--- START OF Information provided ---

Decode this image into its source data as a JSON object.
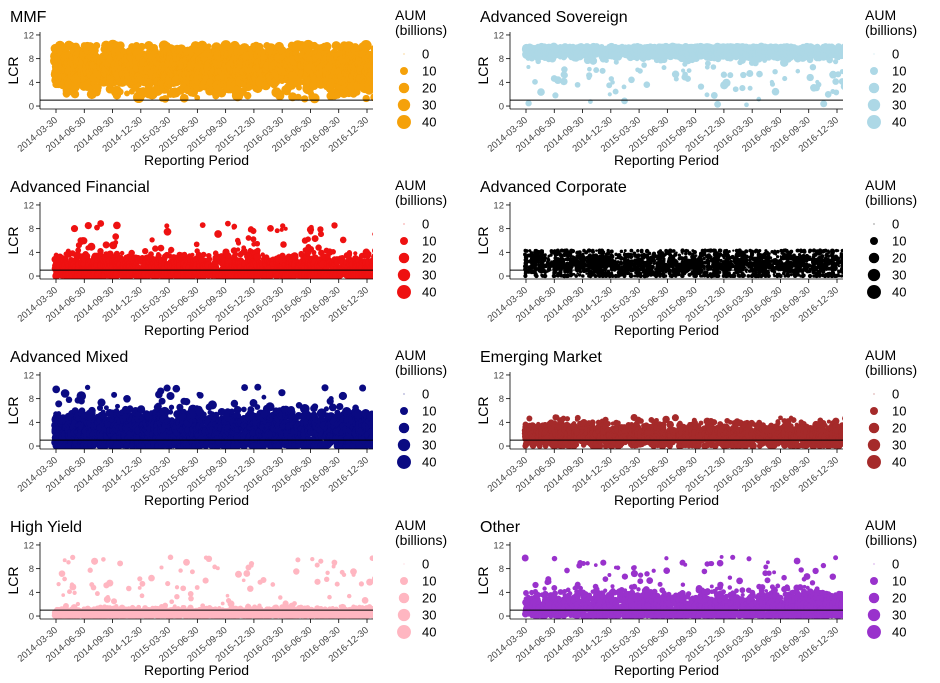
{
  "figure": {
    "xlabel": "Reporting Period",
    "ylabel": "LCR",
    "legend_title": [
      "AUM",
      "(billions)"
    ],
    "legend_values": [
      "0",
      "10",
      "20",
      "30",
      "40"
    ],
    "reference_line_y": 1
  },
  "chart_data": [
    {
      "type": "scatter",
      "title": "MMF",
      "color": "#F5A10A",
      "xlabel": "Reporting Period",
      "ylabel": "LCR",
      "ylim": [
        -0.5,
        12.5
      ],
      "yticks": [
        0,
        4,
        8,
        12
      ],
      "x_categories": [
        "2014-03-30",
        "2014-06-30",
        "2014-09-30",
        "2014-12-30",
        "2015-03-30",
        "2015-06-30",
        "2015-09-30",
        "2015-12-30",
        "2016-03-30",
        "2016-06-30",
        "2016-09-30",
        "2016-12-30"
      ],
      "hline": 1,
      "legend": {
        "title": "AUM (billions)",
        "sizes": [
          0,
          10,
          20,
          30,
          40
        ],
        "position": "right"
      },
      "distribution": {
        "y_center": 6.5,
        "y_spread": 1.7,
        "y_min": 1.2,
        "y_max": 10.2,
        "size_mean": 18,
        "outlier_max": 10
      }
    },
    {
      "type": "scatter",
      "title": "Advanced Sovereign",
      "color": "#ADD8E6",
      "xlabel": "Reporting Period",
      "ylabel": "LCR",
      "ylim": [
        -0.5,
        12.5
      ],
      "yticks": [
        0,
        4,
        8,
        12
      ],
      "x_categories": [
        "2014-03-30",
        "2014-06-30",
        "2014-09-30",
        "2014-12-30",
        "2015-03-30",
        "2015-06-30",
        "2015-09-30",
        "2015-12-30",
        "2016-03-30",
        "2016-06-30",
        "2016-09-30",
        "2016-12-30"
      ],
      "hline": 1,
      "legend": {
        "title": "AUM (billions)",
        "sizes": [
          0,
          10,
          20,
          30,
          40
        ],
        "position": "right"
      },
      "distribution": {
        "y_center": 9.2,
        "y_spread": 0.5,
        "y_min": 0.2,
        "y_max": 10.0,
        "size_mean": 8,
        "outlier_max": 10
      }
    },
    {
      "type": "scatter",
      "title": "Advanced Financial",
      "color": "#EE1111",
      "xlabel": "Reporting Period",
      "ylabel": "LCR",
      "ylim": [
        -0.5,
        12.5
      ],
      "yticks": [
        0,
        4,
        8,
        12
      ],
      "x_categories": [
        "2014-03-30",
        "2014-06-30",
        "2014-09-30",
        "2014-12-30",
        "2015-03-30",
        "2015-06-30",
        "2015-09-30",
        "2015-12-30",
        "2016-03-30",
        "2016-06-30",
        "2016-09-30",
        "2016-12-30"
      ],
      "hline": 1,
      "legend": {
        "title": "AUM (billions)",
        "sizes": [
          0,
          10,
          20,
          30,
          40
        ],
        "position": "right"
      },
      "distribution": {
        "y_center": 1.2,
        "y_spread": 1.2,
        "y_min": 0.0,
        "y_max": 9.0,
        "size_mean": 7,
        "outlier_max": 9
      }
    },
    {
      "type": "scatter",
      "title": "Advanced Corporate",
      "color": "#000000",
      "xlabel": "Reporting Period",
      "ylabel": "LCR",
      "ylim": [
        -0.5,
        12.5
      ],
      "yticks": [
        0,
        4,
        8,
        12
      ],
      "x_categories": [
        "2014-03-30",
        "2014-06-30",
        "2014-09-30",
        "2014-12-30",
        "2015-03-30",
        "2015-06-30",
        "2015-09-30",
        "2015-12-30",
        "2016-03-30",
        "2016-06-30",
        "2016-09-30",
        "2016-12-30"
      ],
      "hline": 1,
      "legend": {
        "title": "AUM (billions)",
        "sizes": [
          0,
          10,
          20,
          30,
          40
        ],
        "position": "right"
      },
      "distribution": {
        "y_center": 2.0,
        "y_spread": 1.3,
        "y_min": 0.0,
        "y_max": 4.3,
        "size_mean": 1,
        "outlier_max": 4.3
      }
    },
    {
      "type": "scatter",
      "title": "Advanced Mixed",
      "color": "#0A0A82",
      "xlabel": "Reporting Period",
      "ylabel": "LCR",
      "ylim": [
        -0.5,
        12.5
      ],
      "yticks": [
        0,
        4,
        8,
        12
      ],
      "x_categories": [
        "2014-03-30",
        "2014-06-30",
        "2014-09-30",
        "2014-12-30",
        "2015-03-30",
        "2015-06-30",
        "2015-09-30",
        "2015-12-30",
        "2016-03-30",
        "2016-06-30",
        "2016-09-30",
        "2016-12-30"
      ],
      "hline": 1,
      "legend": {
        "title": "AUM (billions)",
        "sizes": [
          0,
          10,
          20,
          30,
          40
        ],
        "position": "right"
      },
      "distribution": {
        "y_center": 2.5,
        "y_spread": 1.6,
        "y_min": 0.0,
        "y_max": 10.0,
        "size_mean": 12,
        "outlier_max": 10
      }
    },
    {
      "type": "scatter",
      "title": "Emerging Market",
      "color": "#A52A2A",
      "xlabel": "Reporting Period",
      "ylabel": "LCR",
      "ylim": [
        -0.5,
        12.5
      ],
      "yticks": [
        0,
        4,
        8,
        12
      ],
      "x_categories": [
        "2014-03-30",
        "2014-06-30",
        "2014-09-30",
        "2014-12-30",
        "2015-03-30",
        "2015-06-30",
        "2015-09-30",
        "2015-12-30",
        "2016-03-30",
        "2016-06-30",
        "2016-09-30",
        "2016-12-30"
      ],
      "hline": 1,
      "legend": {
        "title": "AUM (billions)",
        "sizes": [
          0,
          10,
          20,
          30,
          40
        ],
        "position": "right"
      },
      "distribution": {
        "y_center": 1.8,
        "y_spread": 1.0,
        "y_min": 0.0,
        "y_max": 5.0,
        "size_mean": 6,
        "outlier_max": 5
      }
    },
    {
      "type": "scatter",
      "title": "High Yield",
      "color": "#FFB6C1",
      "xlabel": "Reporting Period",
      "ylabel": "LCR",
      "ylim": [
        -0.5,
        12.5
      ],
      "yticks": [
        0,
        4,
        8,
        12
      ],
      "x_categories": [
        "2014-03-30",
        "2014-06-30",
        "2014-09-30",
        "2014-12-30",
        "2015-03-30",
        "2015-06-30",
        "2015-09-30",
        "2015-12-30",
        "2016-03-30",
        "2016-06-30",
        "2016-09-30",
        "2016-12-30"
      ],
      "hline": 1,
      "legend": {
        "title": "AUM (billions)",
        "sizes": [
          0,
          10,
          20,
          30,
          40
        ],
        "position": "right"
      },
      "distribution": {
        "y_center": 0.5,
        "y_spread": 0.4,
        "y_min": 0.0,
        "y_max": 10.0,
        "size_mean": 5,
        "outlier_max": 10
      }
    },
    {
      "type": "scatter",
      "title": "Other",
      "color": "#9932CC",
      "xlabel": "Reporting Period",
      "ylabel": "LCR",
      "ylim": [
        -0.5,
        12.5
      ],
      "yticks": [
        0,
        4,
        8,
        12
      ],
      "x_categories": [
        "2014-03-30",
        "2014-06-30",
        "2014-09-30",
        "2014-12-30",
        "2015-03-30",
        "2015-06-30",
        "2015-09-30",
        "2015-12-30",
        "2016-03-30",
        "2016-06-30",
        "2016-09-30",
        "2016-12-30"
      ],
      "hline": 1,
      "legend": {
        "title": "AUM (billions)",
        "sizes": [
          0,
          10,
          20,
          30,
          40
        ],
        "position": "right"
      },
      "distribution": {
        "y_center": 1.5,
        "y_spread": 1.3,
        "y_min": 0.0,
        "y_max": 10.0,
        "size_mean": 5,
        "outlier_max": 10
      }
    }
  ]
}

--- END OF Information provided ---
--- START OF Information provided ---

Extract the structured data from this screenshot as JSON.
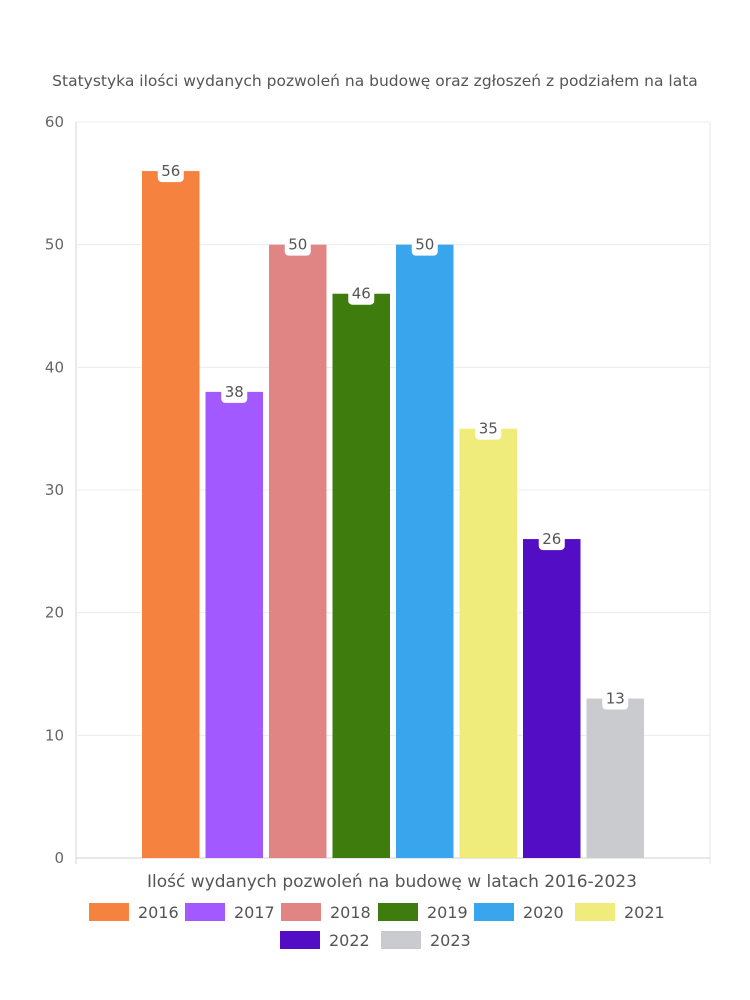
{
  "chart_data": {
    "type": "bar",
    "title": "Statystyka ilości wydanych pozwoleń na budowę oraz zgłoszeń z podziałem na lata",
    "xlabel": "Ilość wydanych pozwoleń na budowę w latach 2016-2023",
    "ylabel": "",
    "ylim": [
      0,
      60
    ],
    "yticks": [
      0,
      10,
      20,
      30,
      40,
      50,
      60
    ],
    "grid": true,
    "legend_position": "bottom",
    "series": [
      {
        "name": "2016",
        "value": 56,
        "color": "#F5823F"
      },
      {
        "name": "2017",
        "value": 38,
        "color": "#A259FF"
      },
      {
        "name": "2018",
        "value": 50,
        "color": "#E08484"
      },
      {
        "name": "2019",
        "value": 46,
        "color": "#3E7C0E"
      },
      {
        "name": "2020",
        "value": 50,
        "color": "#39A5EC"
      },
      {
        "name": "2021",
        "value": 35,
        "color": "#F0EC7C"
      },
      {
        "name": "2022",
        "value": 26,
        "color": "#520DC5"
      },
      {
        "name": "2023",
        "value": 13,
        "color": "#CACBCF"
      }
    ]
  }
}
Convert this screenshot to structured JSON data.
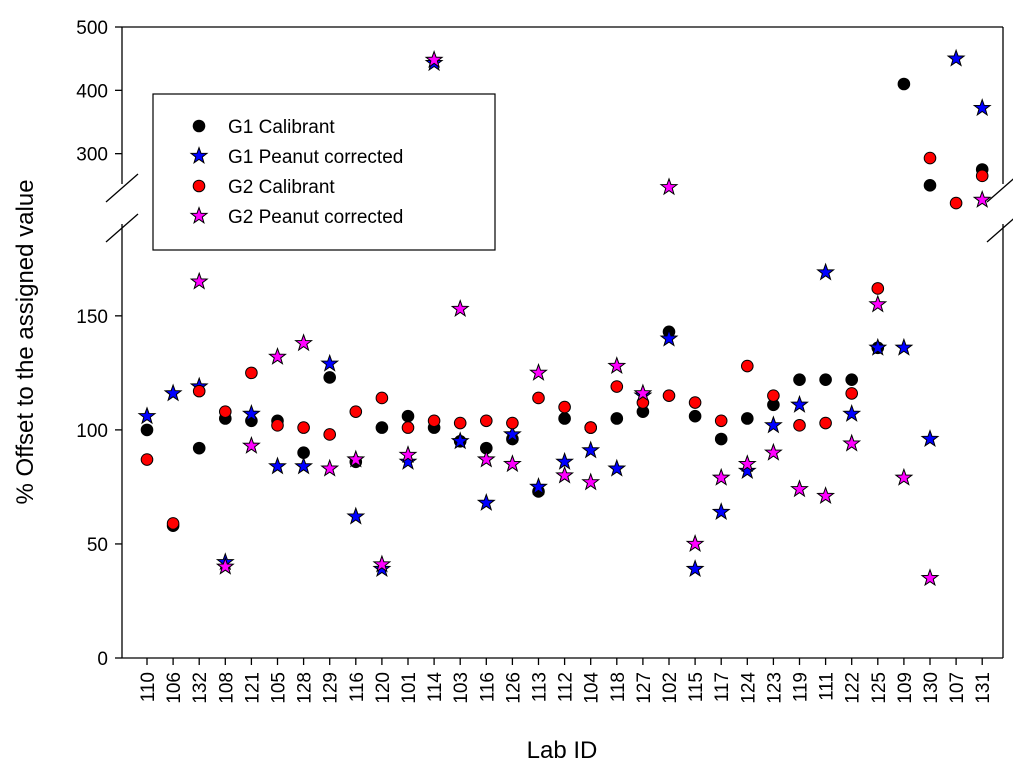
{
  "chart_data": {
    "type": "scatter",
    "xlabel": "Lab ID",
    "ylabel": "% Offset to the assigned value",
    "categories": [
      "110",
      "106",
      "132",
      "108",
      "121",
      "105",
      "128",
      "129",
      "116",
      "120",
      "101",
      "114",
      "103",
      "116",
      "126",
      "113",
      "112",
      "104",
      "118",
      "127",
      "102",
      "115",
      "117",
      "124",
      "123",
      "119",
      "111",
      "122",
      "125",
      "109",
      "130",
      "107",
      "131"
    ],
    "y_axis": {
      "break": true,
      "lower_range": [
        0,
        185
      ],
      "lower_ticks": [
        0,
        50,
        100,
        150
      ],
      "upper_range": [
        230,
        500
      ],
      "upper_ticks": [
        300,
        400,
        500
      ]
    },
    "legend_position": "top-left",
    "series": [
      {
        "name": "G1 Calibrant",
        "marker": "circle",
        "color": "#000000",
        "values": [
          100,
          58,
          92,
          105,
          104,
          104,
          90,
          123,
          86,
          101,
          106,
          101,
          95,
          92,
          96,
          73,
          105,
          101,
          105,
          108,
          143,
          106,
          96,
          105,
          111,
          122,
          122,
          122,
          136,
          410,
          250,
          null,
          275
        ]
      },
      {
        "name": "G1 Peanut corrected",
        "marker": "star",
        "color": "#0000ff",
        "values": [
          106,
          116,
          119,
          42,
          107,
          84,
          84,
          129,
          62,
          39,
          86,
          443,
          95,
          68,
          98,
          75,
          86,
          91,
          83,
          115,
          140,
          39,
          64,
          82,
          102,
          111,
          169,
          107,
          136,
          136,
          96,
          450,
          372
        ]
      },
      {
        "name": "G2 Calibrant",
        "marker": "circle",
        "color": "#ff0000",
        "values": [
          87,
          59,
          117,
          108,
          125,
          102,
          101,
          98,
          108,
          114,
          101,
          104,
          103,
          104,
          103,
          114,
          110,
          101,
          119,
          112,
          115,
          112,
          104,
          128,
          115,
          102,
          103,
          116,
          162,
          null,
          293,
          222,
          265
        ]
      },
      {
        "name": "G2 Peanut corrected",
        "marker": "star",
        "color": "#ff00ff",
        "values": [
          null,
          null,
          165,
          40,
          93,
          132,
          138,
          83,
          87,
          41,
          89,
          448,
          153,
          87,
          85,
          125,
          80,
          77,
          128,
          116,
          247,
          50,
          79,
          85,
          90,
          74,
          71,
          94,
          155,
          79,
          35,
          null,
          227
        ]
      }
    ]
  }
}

--- END OF Information provided ---
--- START OF Information provided ---

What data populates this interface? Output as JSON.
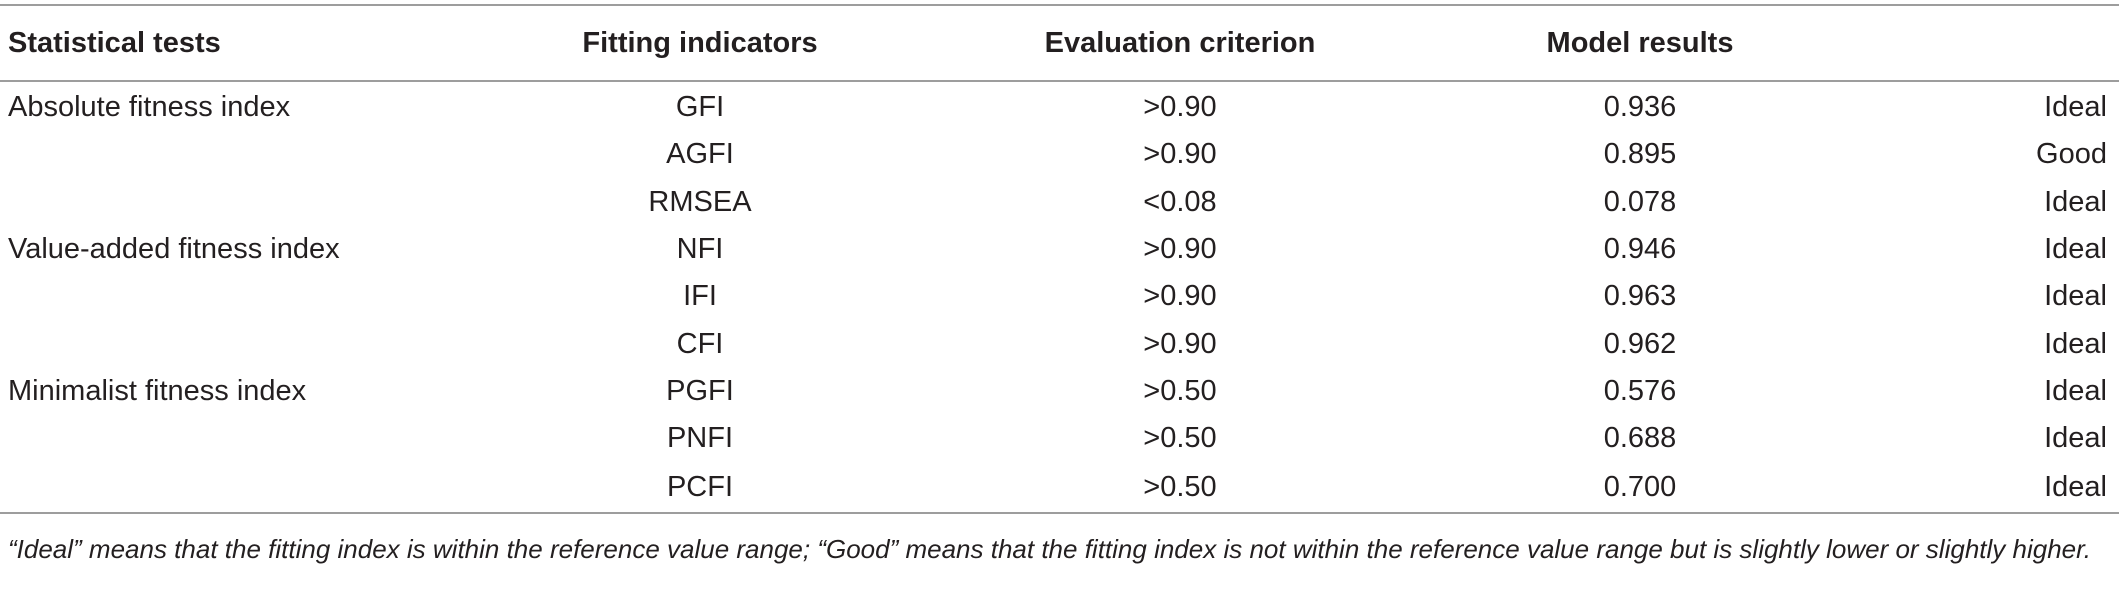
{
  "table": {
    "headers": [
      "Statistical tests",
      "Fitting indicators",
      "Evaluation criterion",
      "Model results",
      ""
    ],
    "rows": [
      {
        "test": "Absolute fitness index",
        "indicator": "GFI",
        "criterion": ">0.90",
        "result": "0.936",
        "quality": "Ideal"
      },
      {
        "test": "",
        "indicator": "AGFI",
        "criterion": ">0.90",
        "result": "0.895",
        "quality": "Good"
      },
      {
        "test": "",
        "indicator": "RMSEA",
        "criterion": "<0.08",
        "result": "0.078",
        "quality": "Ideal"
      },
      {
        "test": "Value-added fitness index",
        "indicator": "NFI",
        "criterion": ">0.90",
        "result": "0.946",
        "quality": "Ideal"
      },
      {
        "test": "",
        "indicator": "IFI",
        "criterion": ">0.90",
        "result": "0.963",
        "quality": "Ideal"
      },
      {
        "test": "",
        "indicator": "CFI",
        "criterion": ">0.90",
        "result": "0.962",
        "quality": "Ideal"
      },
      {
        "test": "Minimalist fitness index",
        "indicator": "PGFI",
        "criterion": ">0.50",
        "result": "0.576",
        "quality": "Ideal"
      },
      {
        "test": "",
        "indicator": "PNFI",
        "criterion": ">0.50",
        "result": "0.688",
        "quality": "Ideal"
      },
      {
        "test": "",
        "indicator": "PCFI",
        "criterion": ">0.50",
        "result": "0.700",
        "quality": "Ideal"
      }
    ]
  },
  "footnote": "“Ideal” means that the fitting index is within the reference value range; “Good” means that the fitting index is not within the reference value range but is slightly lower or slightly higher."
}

--- END OF Information provided ---

== Set problem ==
Gather and return every line that holds the string "Good".

== Solution for this task ==
        "quality": "Good"
  "footnote": "“Ideal” means that the fitting index is within the reference value range; “Good” means that the fitting index is not within the reference value range but is slightly lower or slightly higher."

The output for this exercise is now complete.